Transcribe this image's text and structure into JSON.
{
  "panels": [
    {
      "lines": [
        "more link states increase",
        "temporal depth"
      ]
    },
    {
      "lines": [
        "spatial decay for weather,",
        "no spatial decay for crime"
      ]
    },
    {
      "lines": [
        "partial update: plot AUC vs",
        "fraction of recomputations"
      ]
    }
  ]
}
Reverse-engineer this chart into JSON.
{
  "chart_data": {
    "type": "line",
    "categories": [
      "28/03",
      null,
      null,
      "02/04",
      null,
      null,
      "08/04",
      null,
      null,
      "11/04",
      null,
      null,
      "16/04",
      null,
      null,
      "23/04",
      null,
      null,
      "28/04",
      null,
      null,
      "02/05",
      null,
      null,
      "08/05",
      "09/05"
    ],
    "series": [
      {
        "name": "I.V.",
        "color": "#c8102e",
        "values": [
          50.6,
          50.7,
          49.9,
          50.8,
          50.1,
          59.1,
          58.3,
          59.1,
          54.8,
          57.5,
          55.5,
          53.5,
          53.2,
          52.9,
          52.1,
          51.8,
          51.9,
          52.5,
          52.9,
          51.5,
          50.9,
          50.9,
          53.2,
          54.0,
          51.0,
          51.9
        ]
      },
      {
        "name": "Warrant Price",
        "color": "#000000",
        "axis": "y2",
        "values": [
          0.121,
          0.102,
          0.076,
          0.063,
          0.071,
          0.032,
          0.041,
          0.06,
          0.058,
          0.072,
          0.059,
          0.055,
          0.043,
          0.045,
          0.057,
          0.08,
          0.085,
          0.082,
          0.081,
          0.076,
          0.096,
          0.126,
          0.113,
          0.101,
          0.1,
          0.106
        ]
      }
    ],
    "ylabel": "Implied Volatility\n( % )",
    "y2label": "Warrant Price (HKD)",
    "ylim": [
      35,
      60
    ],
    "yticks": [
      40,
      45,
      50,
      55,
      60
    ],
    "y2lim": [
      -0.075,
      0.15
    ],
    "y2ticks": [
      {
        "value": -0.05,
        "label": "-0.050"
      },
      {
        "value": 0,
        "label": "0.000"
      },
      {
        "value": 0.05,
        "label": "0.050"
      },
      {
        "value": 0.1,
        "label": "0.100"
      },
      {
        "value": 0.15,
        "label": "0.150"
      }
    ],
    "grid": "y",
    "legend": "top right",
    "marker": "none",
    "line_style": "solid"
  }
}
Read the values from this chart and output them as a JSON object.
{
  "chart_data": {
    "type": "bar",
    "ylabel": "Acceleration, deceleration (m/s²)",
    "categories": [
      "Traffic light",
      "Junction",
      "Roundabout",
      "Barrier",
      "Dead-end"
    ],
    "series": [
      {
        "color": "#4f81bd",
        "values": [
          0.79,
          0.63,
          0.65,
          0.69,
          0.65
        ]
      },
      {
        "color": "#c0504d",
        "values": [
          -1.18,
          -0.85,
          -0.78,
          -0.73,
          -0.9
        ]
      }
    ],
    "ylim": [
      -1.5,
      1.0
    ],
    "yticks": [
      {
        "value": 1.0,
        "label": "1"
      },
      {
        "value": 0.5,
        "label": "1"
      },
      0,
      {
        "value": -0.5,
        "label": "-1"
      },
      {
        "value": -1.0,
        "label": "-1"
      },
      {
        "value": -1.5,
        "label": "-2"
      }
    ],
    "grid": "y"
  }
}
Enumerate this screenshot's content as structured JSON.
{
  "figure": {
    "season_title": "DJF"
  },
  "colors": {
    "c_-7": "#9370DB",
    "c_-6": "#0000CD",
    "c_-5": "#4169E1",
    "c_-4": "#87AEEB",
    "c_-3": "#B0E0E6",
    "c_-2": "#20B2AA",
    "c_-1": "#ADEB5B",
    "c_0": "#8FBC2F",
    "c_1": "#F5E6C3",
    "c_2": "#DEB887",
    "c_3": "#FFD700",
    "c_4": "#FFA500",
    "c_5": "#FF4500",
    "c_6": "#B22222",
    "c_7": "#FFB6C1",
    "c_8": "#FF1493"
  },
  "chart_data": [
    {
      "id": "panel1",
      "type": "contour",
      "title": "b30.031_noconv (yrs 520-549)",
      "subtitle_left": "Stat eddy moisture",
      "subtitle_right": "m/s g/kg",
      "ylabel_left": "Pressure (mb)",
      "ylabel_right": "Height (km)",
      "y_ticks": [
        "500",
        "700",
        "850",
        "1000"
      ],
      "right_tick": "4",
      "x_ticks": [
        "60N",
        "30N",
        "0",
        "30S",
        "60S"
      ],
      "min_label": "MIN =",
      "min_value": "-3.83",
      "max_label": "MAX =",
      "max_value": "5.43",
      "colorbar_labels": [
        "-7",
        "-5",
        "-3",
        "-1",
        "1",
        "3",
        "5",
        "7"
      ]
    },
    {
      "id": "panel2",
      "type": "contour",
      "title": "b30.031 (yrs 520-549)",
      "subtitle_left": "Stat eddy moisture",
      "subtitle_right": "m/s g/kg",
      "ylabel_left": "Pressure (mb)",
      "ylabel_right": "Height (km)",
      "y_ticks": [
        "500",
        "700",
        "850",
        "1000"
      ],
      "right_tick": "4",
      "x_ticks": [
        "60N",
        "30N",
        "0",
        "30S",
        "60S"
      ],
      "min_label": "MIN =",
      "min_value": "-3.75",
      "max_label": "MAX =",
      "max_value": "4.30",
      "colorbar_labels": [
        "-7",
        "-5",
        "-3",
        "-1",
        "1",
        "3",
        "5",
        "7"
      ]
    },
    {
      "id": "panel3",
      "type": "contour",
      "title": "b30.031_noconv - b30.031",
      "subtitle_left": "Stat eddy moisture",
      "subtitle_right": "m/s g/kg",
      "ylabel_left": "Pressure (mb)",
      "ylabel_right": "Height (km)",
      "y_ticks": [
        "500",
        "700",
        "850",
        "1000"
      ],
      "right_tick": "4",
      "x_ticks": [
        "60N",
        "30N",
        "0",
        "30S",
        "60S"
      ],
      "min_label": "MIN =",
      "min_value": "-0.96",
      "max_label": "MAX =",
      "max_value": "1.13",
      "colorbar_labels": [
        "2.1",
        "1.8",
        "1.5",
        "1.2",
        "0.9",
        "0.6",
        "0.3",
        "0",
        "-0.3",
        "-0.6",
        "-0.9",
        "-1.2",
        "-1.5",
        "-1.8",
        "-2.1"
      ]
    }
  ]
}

---

* **SHORT PROBLEM**: Retype all of the material, keeping each line exact.

* **FULL ANSWER**:
Transcribe this image's text and structure into JSON.
{
  "panels": [
    {
      "lines": [
        "more link states increase",
        "temporal depth"
      ]
    },
    {
      "lines": [
        "spatial decay for weather,",
        "no spatial decay for crime"
      ]
    },
    {
      "lines": [
        "partial update: plot AUC vs",
        "fraction of recomputations"
      ]
    }
  ]
}
Reverse-engineer this chart into JSON.
{
  "chart_data": {
    "type": "line",
    "categories": [
      "28/03",
      null,
      null,
      "02/04",
      null,
      null,
      "08/04",
      null,
      null,
      "11/04",
      null,
      null,
      "16/04",
      null,
      null,
      "23/04",
      null,
      null,
      "28/04",
      null,
      null,
      "02/05",
      null,
      null,
      "08/05",
      "09/05"
    ],
    "series": [
      {
        "name": "I.V.",
        "color": "#c8102e",
        "values": [
          50.6,
          50.7,
          49.9,
          50.8,
          50.1,
          59.1,
          58.3,
          59.1,
          54.8,
          57.5,
          55.5,
          53.5,
          53.2,
          52.9,
          52.1,
          51.8,
          51.9,
          52.5,
          52.9,
          51.5,
          50.9,
          50.9,
          53.2,
          54.0,
          51.0,
          51.9
        ]
      },
      {
        "name": "Warrant Price",
        "color": "#000000",
        "axis": "y2",
        "values": [
          0.121,
          0.102,
          0.076,
          0.063,
          0.071,
          0.032,
          0.041,
          0.06,
          0.058,
          0.072,
          0.059,
          0.055,
          0.043,
          0.045,
          0.057,
          0.08,
          0.085,
          0.082,
          0.081,
          0.076,
          0.096,
          0.126,
          0.113,
          0.101,
          0.1,
          0.106
        ]
      }
    ],
    "ylabel": "Implied Volatility\n( % )",
    "y2label": "Warrant Price (HKD)",
    "ylim": [
      35,
      60
    ],
    "yticks": [
      40,
      45,
      50,
      55,
      60
    ],
    "y2lim": [
      -0.075,
      0.15
    ],
    "y2ticks": [
      {
        "value": -0.05,
        "label": "-0.050"
      },
      {
        "value": 0,
        "label": "0.000"
      },
      {
        "value": 0.05,
        "label": "0.050"
      },
      {
        "value": 0.1,
        "label": "0.100"
      },
      {
        "value": 0.15,
        "label": "0.150"
      }
    ],
    "grid": "y",
    "legend": "top right",
    "marker": "none",
    "line_style": "solid"
  }
}
Read the values from this chart and output them as a JSON object.
{
  "chart_data": {
    "type": "bar",
    "ylabel": "Acceleration, deceleration (m/s²)",
    "categories": [
      "Traffic light",
      "Junction",
      "Roundabout",
      "Barrier",
      "Dead-end"
    ],
    "series": [
      {
        "color": "#4f81bd",
        "values": [
          0.79,
          0.63,
          0.65,
          0.69,
          0.65
        ]
      },
      {
        "color": "#c0504d",
        "values": [
          -1.18,
          -0.85,
          -0.78,
          -0.73,
          -0.9
        ]
      }
    ],
    "ylim": [
      -1.5,
      1.0
    ],
    "yticks": [
      {
        "value": 1.0,
        "label": "1"
      },
      {
        "value": 0.5,
        "label": "1"
      },
      0,
      {
        "value": -0.5,
        "label": "-1"
      },
      {
        "value": -1.0,
        "label": "-1"
      },
      {
        "value": -1.5,
        "label": "-2"
      }
    ],
    "grid": "y"
  }
}
Enumerate this screenshot's content as structured JSON.
{
  "figure": {
    "season_title": "DJF"
  },
  "colors": {
    "c_-7": "#9370DB",
    "c_-6": "#0000CD",
    "c_-5": "#4169E1",
    "c_-4": "#87AEEB",
    "c_-3": "#B0E0E6",
    "c_-2": "#20B2AA",
    "c_-1": "#ADEB5B",
    "c_0": "#8FBC2F",
    "c_1": "#F5E6C3",
    "c_2": "#DEB887",
    "c_3": "#FFD700",
    "c_4": "#FFA500",
    "c_5": "#FF4500",
    "c_6": "#B22222",
    "c_7": "#FFB6C1",
    "c_8": "#FF1493"
  },
  "chart_data": [
    {
      "id": "panel1",
      "type": "contour",
      "title": "b30.031_noconv (yrs 520-549)",
      "subtitle_left": "Stat eddy moisture",
      "subtitle_right": "m/s g/kg",
      "ylabel_left": "Pressure (mb)",
      "ylabel_right": "Height (km)",
      "y_ticks": [
        "500",
        "700",
        "850",
        "1000"
      ],
      "right_tick": "4",
      "x_ticks": [
        "60N",
        "30N",
        "0",
        "30S",
        "60S"
      ],
      "min_label": "MIN =",
      "min_value": "-3.83",
      "max_label": "MAX =",
      "max_value": "5.43",
      "colorbar_labels": [
        "-7",
        "-5",
        "-3",
        "-1",
        "1",
        "3",
        "5",
        "7"
      ]
    },
    {
      "id": "panel2",
      "type": "contour",
      "title": "b30.031 (yrs 520-549)",
      "subtitle_left": "Stat eddy moisture",
      "subtitle_right": "m/s g/kg",
      "ylabel_left": "Pressure (mb)",
      "ylabel_right": "Height (km)",
      "y_ticks": [
        "500",
        "700",
        "850",
        "1000"
      ],
      "right_tick": "4",
      "x_ticks": [
        "60N",
        "30N",
        "0",
        "30S",
        "60S"
      ],
      "min_label": "MIN =",
      "min_value": "-3.75",
      "max_label": "MAX =",
      "max_value": "4.30",
      "colorbar_labels": [
        "-7",
        "-5",
        "-3",
        "-1",
        "1",
        "3",
        "5",
        "7"
      ]
    },
    {
      "id": "panel3",
      "type": "contour",
      "title": "b30.031_noconv - b30.031",
      "subtitle_left": "Stat eddy moisture",
      "subtitle_right": "m/s g/kg",
      "ylabel_left": "Pressure (mb)",
      "ylabel_right": "Height (km)",
      "y_ticks": [
        "500",
        "700",
        "850",
        "1000"
      ],
      "right_tick": "4",
      "x_ticks": [
        "60N",
        "30N",
        "0",
        "30S",
        "60S"
      ],
      "min_label": "MIN =",
      "min_value": "-0.96",
      "max_label": "MAX =",
      "max_value": "1.13",
      "colorbar_labels": [
        "2.1",
        "1.8",
        "1.5",
        "1.2",
        "0.9",
        "0.6",
        "0.3",
        "0",
        "-0.3",
        "-0.6",
        "-0.9",
        "-1.2",
        "-1.5",
        "-1.8",
        "-2.1"
      ]
    }
  ]
}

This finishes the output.